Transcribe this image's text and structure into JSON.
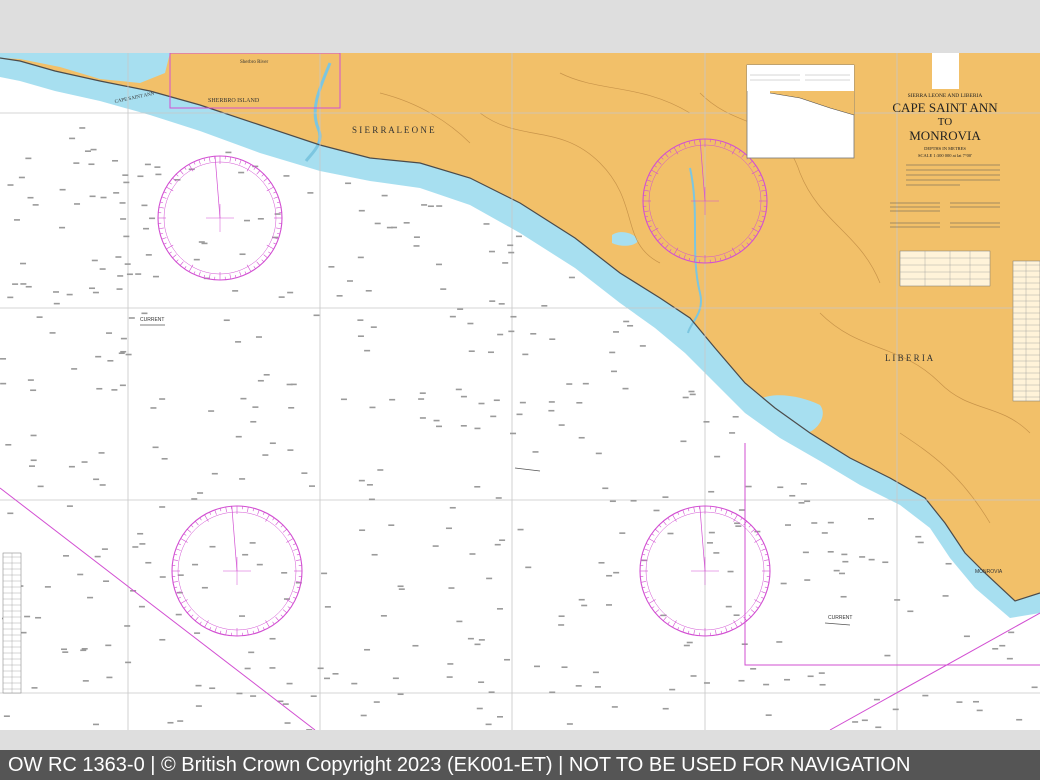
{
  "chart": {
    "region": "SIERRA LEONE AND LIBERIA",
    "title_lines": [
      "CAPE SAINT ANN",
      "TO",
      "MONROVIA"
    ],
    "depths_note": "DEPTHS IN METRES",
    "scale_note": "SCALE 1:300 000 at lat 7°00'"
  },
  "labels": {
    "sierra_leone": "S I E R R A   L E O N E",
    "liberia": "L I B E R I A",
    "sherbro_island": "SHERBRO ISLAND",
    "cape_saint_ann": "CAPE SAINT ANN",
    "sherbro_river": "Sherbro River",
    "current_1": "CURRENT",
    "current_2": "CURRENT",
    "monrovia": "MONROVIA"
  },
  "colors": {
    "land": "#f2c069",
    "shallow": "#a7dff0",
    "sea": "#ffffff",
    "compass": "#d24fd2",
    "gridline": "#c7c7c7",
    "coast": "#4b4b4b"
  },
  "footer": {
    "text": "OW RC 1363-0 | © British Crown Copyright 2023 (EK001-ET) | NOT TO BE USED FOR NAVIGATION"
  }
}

==

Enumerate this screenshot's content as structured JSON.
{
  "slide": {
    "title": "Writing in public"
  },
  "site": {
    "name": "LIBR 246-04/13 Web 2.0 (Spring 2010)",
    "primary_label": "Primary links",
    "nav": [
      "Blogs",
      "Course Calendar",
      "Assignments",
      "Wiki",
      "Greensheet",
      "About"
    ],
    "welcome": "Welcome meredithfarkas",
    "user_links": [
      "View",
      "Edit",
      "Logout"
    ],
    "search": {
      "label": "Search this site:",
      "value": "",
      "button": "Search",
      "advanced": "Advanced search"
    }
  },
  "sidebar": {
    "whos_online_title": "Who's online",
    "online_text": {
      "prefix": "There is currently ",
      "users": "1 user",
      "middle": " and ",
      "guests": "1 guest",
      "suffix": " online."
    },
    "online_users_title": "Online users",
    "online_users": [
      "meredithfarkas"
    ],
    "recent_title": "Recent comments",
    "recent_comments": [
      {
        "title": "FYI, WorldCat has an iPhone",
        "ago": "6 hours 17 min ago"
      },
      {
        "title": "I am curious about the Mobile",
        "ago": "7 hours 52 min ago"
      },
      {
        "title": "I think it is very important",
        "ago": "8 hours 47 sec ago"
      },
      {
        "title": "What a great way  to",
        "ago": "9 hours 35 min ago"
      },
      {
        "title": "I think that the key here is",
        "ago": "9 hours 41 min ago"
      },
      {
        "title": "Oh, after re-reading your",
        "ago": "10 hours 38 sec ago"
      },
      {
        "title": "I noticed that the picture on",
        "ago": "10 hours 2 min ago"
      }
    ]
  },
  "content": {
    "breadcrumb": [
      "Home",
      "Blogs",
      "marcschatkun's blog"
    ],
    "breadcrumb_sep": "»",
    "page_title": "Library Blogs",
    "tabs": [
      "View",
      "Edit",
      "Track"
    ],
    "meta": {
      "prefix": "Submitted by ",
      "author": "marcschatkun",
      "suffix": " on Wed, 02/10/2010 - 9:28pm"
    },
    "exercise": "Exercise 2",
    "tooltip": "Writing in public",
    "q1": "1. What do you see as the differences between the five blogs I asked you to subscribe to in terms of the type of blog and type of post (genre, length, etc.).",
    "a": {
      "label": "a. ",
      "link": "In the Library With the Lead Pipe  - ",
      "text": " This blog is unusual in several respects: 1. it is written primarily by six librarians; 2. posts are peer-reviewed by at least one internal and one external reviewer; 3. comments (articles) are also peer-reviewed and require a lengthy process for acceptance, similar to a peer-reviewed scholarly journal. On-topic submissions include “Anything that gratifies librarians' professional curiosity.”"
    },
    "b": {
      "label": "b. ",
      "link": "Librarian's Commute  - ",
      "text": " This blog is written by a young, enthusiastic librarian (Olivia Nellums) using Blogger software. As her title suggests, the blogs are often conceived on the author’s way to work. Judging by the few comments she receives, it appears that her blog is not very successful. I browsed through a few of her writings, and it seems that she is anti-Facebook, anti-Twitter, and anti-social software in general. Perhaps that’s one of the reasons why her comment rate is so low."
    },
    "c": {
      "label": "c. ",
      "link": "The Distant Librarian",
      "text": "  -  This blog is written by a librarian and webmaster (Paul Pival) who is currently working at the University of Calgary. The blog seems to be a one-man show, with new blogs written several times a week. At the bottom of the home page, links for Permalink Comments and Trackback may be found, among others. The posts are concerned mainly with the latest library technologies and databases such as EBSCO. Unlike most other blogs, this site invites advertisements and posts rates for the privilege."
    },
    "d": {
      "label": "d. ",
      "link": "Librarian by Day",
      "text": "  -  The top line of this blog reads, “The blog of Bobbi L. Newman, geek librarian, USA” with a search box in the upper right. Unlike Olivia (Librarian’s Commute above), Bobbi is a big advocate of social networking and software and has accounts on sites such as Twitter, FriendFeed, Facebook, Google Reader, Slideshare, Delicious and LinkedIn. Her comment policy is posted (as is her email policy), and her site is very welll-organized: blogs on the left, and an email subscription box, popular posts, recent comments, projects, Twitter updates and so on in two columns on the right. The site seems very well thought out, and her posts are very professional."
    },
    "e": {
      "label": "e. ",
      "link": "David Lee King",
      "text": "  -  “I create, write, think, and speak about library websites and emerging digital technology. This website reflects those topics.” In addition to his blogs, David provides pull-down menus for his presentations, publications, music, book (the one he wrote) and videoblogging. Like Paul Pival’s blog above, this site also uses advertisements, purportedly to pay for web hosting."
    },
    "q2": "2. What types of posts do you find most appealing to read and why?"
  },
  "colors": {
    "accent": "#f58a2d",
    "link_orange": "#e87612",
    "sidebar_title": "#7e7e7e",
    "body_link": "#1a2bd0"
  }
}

DIRECTION:
The lines above form a set of records; determine how many of them contain the string "several" and give that number alone.

WRITTEN SOLUTION:
2